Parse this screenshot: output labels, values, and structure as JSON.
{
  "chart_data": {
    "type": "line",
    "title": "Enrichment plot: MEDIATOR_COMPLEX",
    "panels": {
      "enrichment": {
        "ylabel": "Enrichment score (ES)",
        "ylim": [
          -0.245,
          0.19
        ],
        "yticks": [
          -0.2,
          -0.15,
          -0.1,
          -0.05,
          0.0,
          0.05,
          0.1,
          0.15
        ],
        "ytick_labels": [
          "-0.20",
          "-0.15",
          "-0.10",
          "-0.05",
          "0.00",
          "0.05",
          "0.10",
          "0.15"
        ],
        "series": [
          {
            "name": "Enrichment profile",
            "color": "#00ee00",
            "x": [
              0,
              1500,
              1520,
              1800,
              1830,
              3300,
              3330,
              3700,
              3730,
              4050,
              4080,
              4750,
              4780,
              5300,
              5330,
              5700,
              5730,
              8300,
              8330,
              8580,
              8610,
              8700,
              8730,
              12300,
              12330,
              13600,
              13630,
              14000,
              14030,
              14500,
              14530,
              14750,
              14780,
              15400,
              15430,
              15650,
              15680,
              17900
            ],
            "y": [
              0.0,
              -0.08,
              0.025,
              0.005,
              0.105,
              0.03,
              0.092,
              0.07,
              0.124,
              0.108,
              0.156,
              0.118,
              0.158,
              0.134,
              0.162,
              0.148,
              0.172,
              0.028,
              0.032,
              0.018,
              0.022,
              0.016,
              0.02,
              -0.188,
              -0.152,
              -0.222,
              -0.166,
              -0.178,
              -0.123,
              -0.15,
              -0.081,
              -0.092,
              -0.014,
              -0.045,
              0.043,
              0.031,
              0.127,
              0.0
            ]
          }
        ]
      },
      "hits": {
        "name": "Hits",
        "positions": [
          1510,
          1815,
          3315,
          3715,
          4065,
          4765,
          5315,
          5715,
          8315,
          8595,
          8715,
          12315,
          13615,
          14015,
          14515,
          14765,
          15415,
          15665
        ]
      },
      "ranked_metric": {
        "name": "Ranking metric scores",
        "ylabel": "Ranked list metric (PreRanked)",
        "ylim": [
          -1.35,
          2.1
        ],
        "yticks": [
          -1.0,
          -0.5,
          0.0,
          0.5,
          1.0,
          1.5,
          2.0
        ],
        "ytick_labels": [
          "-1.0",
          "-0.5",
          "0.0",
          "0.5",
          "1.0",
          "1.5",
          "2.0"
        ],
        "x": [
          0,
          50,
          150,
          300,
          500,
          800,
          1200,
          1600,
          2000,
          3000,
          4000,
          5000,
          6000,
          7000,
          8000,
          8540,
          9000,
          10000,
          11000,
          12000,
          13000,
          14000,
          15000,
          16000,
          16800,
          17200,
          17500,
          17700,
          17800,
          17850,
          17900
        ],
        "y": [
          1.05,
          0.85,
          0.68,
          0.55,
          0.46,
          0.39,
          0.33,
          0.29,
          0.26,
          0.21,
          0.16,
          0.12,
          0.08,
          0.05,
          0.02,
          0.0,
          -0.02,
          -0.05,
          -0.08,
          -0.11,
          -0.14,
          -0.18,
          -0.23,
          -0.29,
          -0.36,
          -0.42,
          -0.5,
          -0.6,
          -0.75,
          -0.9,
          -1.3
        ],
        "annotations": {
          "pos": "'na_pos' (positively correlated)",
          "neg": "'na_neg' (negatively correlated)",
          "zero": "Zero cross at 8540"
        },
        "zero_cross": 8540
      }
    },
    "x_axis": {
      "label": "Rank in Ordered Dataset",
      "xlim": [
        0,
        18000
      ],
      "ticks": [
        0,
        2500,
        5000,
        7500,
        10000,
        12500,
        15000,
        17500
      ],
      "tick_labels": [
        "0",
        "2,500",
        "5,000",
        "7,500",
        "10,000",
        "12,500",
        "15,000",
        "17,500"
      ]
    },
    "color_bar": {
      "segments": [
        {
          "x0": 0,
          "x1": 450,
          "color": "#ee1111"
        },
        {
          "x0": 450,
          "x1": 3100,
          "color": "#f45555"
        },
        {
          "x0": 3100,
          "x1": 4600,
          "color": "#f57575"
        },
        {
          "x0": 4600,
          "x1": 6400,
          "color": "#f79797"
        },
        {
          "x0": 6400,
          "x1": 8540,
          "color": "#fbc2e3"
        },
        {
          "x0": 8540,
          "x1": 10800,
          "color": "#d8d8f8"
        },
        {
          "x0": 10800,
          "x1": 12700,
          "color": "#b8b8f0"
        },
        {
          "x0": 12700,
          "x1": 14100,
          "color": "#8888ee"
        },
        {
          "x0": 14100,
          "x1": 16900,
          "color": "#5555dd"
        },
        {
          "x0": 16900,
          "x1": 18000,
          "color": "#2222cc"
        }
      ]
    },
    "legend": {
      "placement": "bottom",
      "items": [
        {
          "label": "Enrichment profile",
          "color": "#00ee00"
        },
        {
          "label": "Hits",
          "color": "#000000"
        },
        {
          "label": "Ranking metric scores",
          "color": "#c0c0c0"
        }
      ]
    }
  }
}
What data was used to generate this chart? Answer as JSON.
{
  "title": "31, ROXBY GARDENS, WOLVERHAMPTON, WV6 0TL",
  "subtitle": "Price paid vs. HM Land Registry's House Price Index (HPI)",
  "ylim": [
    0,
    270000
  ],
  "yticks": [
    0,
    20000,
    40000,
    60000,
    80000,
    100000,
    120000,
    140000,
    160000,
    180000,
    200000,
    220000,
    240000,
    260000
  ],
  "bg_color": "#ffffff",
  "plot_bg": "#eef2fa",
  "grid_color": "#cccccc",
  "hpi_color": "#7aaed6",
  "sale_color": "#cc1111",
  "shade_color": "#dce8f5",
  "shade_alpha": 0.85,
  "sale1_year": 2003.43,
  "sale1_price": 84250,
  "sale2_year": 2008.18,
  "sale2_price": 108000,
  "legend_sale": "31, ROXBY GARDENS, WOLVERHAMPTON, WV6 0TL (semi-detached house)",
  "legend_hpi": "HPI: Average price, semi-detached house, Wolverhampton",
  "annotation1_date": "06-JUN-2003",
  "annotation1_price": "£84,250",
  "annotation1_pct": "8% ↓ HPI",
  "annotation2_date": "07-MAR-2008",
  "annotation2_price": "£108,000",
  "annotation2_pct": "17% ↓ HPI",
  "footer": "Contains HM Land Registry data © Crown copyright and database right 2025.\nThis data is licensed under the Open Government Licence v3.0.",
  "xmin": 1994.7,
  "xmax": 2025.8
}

WORK TO DO:
Looking at the data above, show all lines where the word "ROXBY" occurs.

RESULT OF THIS TASK:
  "title": "31, ROXBY GARDENS, WOLVERHAMPTON, WV6 0TL",
  "legend_sale": "31, ROXBY GARDENS, WOLVERHAMPTON, WV6 0TL (semi-detached house)",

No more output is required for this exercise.